Problem to work on:
Reproduce word for word the part of the records below that opens with the line containing "Where are 69" and closes with the line containing "146, 826, 165]", including both of those lines. Leave the picture out of your copy.

Input rows:

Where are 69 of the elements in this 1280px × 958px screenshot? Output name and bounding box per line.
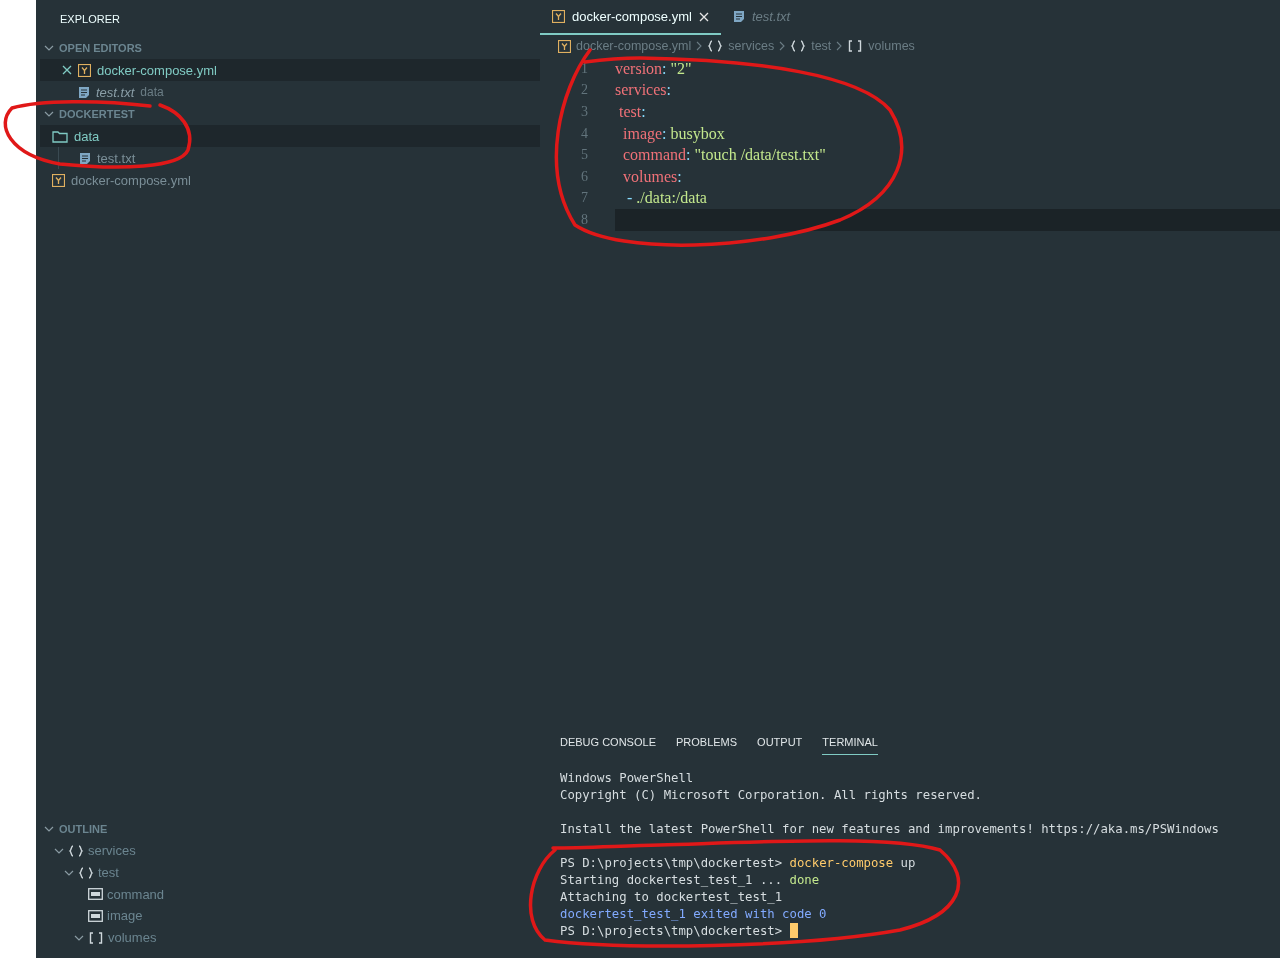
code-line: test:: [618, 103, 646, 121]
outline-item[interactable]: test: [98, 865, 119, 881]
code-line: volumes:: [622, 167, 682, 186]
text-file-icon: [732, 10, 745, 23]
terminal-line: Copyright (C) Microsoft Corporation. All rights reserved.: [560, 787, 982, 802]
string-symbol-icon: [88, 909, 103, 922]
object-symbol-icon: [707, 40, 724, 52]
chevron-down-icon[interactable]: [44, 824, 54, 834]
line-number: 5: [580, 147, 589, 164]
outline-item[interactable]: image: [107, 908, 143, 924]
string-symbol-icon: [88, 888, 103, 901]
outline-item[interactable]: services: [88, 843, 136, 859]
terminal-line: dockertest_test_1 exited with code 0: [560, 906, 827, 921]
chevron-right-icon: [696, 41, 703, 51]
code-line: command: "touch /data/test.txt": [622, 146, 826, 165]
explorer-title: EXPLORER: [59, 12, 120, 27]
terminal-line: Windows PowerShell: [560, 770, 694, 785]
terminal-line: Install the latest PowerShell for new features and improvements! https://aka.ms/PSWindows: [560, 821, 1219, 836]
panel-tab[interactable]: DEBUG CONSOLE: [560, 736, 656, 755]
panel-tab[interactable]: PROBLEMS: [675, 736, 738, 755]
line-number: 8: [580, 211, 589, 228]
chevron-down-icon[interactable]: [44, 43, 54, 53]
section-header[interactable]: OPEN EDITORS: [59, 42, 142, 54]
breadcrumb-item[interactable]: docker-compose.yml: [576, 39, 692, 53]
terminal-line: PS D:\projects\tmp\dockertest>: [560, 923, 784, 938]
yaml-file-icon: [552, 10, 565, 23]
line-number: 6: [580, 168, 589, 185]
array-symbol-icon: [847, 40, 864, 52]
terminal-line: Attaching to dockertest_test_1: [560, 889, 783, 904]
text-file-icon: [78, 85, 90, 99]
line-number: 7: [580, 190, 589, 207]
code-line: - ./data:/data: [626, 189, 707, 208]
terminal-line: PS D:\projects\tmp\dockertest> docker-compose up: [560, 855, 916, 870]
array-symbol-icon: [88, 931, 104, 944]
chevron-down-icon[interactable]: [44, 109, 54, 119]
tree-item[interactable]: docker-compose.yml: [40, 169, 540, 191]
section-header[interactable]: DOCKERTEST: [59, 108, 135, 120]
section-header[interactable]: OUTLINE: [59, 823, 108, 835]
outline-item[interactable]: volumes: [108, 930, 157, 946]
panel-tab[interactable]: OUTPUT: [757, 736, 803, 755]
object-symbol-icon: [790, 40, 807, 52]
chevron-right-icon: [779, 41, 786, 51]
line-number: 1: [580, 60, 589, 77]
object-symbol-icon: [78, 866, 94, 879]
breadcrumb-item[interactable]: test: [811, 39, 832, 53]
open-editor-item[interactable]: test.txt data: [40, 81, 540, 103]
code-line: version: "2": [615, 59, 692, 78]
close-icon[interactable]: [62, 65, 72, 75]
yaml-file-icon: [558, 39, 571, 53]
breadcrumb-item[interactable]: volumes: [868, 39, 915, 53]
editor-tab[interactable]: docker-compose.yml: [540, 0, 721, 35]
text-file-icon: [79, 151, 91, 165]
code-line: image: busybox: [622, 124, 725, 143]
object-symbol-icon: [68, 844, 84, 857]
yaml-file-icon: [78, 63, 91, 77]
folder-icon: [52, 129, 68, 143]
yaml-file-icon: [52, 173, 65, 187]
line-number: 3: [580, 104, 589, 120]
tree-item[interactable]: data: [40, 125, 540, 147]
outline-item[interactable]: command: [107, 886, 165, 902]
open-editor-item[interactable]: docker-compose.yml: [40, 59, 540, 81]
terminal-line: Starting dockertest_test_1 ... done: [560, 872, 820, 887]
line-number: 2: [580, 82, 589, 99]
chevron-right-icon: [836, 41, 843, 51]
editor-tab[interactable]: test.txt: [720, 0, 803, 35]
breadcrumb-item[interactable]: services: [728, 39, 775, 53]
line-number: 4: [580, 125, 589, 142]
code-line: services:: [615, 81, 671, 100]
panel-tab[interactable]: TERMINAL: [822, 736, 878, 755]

---

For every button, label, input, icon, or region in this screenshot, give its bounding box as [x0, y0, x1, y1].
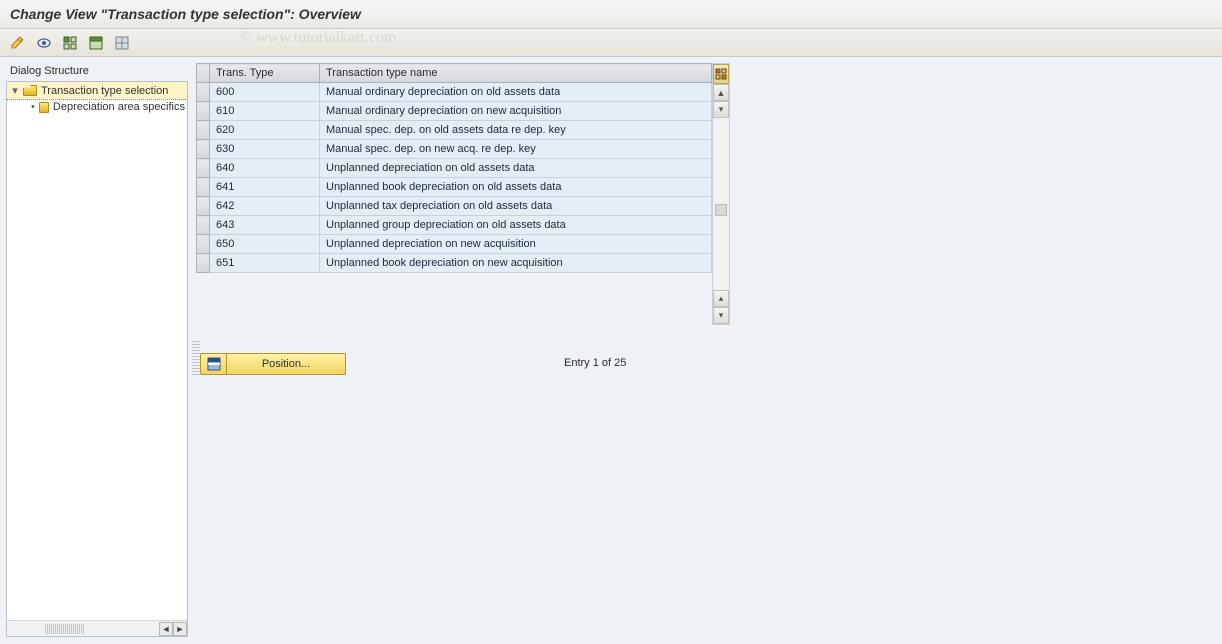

Exercise result:
Where are 69 of the elements in this 1280px × 958px screenshot? Output name and bounding box per line.
code-line: test:: [618, 103, 646, 121]
outline-item[interactable]: test: [98, 865, 119, 881]
code-line: volumes:: [622, 167, 682, 186]
text-file-icon: [732, 10, 745, 23]
terminal-line: Copyright (C) Microsoft Corporation. All rights reserved.: [560, 787, 982, 802]
string-symbol-icon: [88, 909, 103, 922]
object-symbol-icon: [707, 40, 724, 52]
chevron-down-icon[interactable]: [44, 824, 54, 834]
line-number: 5: [580, 147, 589, 164]
outline-item[interactable]: image: [107, 908, 143, 924]
string-symbol-icon: [88, 888, 103, 901]
outline-item[interactable]: services: [88, 843, 136, 859]
terminal-line: dockertest_test_1 exited with code 0: [560, 906, 827, 921]
chevron-right-icon: [696, 41, 703, 51]
code-line: command: "touch /data/test.txt": [622, 146, 826, 165]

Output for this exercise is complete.